• **Dataset items**
────
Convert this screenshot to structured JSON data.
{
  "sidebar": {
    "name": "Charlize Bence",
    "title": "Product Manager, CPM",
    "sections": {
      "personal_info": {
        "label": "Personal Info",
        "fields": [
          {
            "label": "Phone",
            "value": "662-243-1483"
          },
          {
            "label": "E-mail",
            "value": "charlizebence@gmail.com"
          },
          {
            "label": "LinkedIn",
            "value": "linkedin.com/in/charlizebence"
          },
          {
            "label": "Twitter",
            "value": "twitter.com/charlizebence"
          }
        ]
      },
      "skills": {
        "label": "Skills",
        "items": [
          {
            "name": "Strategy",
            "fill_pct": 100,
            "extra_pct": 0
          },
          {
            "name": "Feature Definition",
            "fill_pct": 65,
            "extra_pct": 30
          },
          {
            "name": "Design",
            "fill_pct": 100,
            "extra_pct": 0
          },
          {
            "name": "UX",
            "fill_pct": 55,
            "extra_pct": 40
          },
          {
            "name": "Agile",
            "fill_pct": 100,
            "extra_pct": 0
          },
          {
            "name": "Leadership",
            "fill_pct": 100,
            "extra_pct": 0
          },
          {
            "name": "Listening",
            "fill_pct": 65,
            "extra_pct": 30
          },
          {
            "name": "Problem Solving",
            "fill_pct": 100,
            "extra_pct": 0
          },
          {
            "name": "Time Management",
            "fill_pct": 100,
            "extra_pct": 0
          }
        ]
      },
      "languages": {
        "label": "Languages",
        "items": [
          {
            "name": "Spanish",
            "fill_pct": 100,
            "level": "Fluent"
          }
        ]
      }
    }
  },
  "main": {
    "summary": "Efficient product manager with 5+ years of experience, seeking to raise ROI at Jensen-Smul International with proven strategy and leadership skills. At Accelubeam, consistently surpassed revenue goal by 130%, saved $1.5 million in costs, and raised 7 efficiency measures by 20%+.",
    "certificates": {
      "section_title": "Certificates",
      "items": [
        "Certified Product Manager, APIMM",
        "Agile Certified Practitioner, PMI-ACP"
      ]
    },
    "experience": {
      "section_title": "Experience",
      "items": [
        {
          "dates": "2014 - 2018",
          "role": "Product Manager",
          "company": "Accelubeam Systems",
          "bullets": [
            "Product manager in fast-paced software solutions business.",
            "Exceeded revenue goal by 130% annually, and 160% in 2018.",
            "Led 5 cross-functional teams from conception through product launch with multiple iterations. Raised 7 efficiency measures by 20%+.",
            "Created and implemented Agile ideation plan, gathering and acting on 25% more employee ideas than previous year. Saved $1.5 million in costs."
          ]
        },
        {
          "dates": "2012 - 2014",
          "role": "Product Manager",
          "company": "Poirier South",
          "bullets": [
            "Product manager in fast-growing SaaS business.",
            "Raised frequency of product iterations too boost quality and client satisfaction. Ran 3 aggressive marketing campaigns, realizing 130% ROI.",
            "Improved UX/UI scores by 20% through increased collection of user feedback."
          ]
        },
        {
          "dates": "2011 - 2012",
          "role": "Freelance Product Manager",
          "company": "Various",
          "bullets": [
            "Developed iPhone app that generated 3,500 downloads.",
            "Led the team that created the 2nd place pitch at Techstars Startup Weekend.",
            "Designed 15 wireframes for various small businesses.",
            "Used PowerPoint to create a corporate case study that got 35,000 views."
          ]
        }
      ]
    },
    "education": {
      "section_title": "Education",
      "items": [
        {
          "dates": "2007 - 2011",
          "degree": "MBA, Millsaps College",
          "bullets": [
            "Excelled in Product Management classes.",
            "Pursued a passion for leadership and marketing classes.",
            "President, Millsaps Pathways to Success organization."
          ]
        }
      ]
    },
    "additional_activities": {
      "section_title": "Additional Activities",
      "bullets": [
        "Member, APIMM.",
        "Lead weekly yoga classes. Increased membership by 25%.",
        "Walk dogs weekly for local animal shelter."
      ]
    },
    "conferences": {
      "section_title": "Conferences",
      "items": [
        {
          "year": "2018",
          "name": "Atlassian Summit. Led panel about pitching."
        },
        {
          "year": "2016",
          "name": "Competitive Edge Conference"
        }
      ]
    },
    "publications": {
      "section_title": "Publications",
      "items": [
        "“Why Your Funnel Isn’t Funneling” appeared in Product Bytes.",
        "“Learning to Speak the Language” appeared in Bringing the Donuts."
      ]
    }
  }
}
────
• **Exercise instructions**
Restate every line of the data word for word.

• **The completed task**
Convert this screenshot to structured JSON data.
{
  "sidebar": {
    "name": "Charlize Bence",
    "title": "Product Manager, CPM",
    "sections": {
      "personal_info": {
        "label": "Personal Info",
        "fields": [
          {
            "label": "Phone",
            "value": "662-243-1483"
          },
          {
            "label": "E-mail",
            "value": "charlizebence@gmail.com"
          },
          {
            "label": "LinkedIn",
            "value": "linkedin.com/in/charlizebence"
          },
          {
            "label": "Twitter",
            "value": "twitter.com/charlizebence"
          }
        ]
      },
      "skills": {
        "label": "Skills",
        "items": [
          {
            "name": "Strategy",
            "fill_pct": 100,
            "extra_pct": 0
          },
          {
            "name": "Feature Definition",
            "fill_pct": 65,
            "extra_pct": 30
          },
          {
            "name": "Design",
            "fill_pct": 100,
            "extra_pct": 0
          },
          {
            "name": "UX",
            "fill_pct": 55,
            "extra_pct": 40
          },
          {
            "name": "Agile",
            "fill_pct": 100,
            "extra_pct": 0
          },
          {
            "name": "Leadership",
            "fill_pct": 100,
            "extra_pct": 0
          },
          {
            "name": "Listening",
            "fill_pct": 65,
            "extra_pct": 30
          },
          {
            "name": "Problem Solving",
            "fill_pct": 100,
            "extra_pct": 0
          },
          {
            "name": "Time Management",
            "fill_pct": 100,
            "extra_pct": 0
          }
        ]
      },
      "languages": {
        "label": "Languages",
        "items": [
          {
            "name": "Spanish",
            "fill_pct": 100,
            "level": "Fluent"
          }
        ]
      }
    }
  },
  "main": {
    "summary": "Efficient product manager with 5+ years of experience, seeking to raise ROI at Jensen-Smul International with proven strategy and leadership skills. At Accelubeam, consistently surpassed revenue goal by 130%, saved $1.5 million in costs, and raised 7 efficiency measures by 20%+.",
    "certificates": {
      "section_title": "Certificates",
      "items": [
        "Certified Product Manager, APIMM",
        "Agile Certified Practitioner, PMI-ACP"
      ]
    },
    "experience": {
      "section_title": "Experience",
      "items": [
        {
          "dates": "2014 - 2018",
          "role": "Product Manager",
          "company": "Accelubeam Systems",
          "bullets": [
            "Product manager in fast-paced software solutions business.",
            "Exceeded revenue goal by 130% annually, and 160% in 2018.",
            "Led 5 cross-functional teams from conception through product launch with multiple iterations. Raised 7 efficiency measures by 20%+.",
            "Created and implemented Agile ideation plan, gathering and acting on 25% more employee ideas than previous year. Saved $1.5 million in costs."
          ]
        },
        {
          "dates": "2012 - 2014",
          "role": "Product Manager",
          "company": "Poirier South",
          "bullets": [
            "Product manager in fast-growing SaaS business.",
            "Raised frequency of product iterations too boost quality and client satisfaction. Ran 3 aggressive marketing campaigns, realizing 130% ROI.",
            "Improved UX/UI scores by 20% through increased collection of user feedback."
          ]
        },
        {
          "dates": "2011 - 2012",
          "role": "Freelance Product Manager",
          "company": "Various",
          "bullets": [
            "Developed iPhone app that generated 3,500 downloads.",
            "Led the team that created the 2nd place pitch at Techstars Startup Weekend.",
            "Designed 15 wireframes for various small businesses.",
            "Used PowerPoint to create a corporate case study that got 35,000 views."
          ]
        }
      ]
    },
    "education": {
      "section_title": "Education",
      "items": [
        {
          "dates": "2007 - 2011",
          "degree": "MBA, Millsaps College",
          "bullets": [
            "Excelled in Product Management classes.",
            "Pursued a passion for leadership and marketing classes.",
            "President, Millsaps Pathways to Success organization."
          ]
        }
      ]
    },
    "additional_activities": {
      "section_title": "Additional Activities",
      "bullets": [
        "Member, APIMM.",
        "Lead weekly yoga classes. Increased membership by 25%.",
        "Walk dogs weekly for local animal shelter."
      ]
    },
    "conferences": {
      "section_title": "Conferences",
      "items": [
        {
          "year": "2018",
          "name": "Atlassian Summit. Led panel about pitching."
        },
        {
          "year": "2016",
          "name": "Competitive Edge Conference"
        }
      ]
    },
    "publications": {
      "section_title": "Publications",
      "items": [
        "“Why Your Funnel Isn’t Funneling” appeared in Product Bytes.",
        "“Learning to Speak the Language” appeared in Bringing the Donuts."
      ]
    }
  }
}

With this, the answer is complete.